(Saved data entries)
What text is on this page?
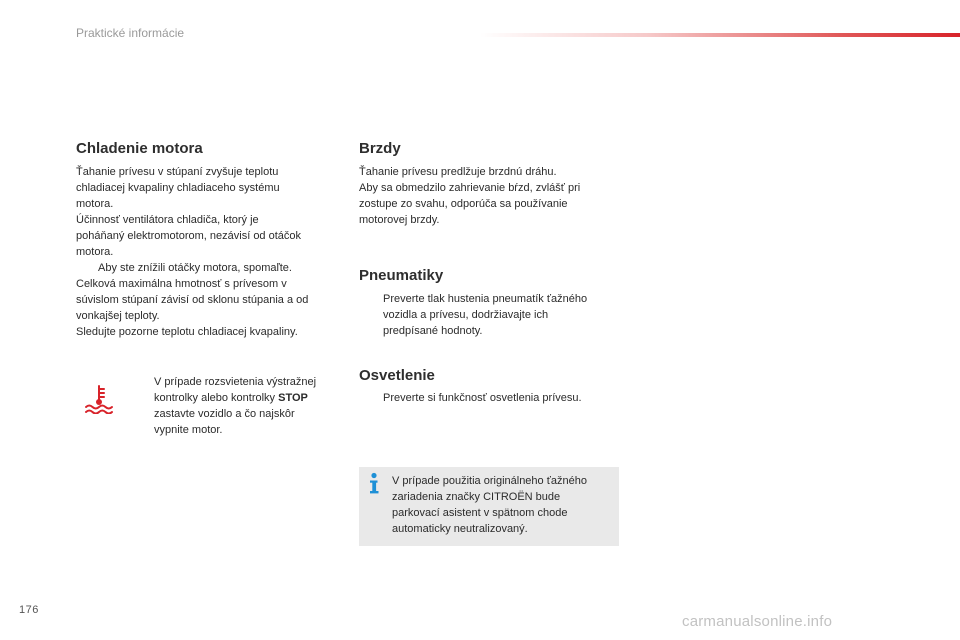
Praktické informácie
Chladenie motora
Ťahanie prívesu v stúpaní zvyšuje teplotu
chladiacej kvapaliny chladiaceho systému
motora.
Účinnosť ventilátora chladiča, ktorý je
poháňaný elektromotorom, nezávisí od otáčok
motora.
Aby ste znížili otáčky motora, spomaľte.
Celková maximálna hmotnosť s prívesom v
súvislom stúpaní závisí od sklonu stúpania a od
vonkajšej teploty.
Sledujte pozorne teplotu chladiacej kvapaliny.
V prípade rozsvietenia výstražnej
kontrolky alebo kontrolky STOP
zastavte vozidlo a čo najskôr
vypnite motor.
Brzdy
Ťahanie prívesu predlžuje brzdnú dráhu.
Aby sa obmedzilo zahrievanie bŕzd, zvlášť pri
zostupe zo svahu, odporúča sa používanie
motorovej brzdy.
Pneumatiky
Preverte tlak hustenia pneumatík ťažného
vozidla a prívesu, dodržiavajte ich
predpísané hodnoty.
Osvetlenie
Preverte si funkčnosť osvetlenia prívesu.
V prípade použitia originálneho ťažného
zariadenia značky CITROËN bude
parkovací asistent v spätnom chode
automaticky neutralizovaný.
176
carmanualsonline.info
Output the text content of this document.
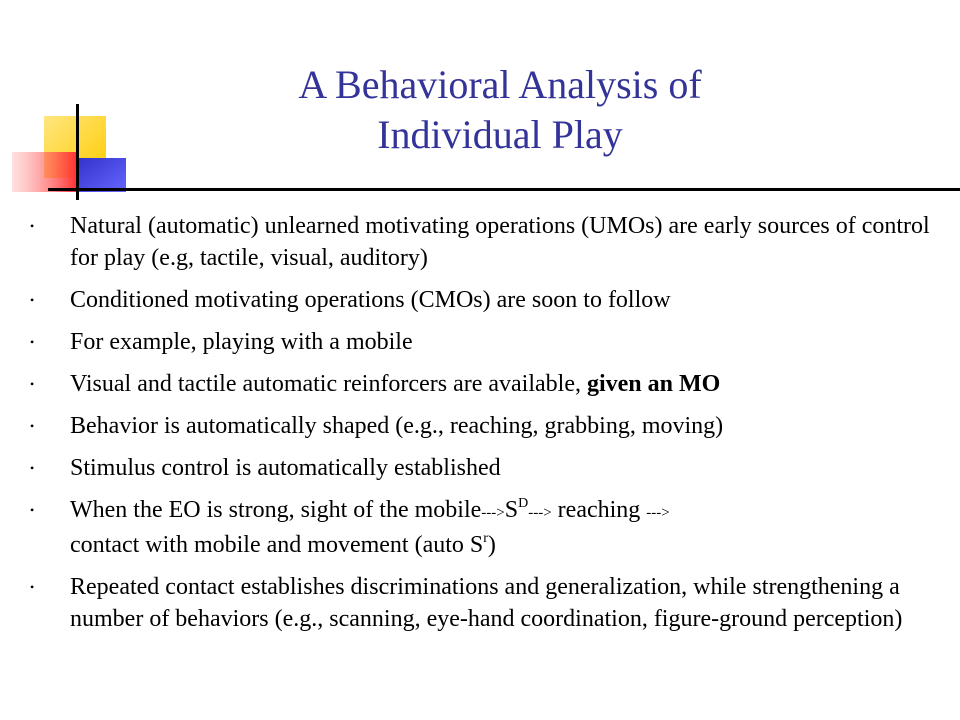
A Behavioral Analysis of
Individual Play
• Natural (automatic) unlearned motivating operations (UMOs) are early sources of control for play (e.g, tactile, visual, auditory)
• Conditioned motivating operations (CMOs) are soon to follow
• For example, playing with a mobile
• Visual and tactile automatic reinforcers are available, given an MO
• Behavior is automatically shaped (e.g., reaching, grabbing, moving)
• Stimulus control is automatically established
• When the EO is strong, sight of the mobile-$-->S^D--->$ reaching --->
contact with mobile and movement (auto $S^r$)
• Repeated contact establishes discriminations and generalization, while strengthening a number of behaviors (e.g., scanning, eye-hand coordination, figure-ground perception)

▶ EXERCISE TASK
Find the lines with the string "motivating" and reproduce them.

▶ OUTPUT FOR THIS EXERCISE
• Natural (automatic) unlearned motivating operations (UMOs) are early sources of control for play (e.g, tactile, visual, auditory)
• Conditioned motivating operations (CMOs) are soon to follow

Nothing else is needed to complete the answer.